Stored data

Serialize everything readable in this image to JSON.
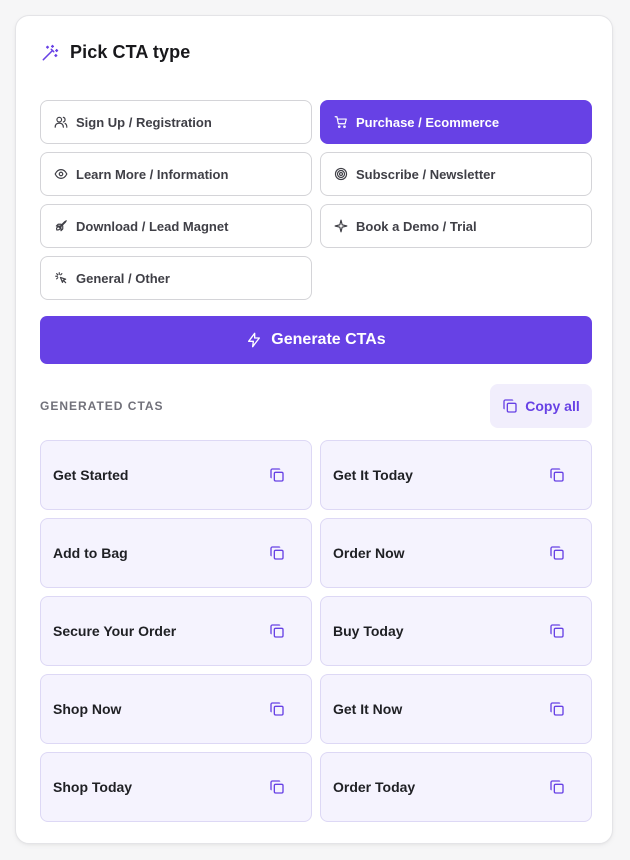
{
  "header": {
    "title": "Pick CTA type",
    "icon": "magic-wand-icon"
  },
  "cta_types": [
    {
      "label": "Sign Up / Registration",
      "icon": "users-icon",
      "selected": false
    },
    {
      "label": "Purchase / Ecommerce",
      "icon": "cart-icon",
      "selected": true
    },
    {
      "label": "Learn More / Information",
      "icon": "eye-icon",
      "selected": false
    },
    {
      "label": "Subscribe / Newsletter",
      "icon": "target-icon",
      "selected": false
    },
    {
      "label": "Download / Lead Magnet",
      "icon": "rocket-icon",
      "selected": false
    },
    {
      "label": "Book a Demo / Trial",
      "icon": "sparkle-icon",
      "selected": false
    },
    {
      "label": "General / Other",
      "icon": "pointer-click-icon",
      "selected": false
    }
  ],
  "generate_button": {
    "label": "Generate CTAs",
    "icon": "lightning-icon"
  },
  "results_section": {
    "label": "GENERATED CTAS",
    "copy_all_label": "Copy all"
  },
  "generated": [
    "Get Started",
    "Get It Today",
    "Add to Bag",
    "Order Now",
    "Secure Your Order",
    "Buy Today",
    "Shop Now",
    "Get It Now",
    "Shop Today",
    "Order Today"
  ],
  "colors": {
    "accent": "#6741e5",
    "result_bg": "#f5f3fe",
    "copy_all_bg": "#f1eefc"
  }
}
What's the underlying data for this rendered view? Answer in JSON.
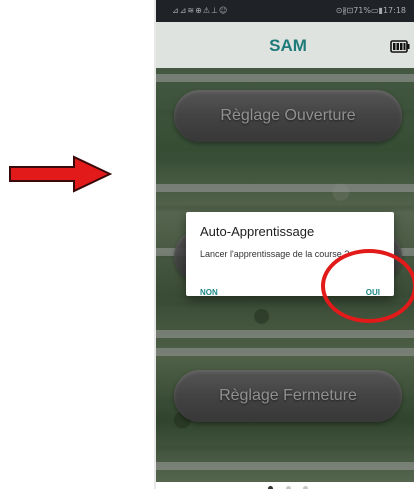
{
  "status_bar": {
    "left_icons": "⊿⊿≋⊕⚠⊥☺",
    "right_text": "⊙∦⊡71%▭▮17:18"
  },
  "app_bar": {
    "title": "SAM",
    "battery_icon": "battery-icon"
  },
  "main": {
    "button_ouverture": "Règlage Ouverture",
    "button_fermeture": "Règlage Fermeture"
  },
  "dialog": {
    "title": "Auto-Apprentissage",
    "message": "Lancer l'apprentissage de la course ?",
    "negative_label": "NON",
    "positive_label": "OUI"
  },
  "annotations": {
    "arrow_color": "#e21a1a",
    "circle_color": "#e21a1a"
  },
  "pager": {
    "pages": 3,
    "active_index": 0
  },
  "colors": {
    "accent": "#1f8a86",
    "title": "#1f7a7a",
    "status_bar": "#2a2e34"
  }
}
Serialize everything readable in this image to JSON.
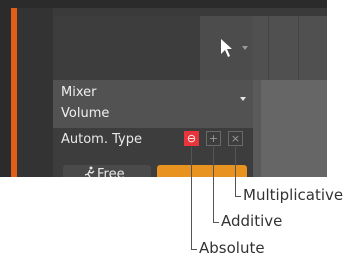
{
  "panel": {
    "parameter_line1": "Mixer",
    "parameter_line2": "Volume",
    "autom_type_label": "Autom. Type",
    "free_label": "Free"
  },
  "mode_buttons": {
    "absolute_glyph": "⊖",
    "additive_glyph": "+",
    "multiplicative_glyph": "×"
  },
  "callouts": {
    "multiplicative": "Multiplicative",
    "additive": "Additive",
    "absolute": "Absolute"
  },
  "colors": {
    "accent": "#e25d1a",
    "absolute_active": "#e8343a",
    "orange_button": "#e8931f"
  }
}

### GOAL OF THE EXERCISE
Count the lines in the records above that contain the word "title", and give only the number.

### TASK RESULT
4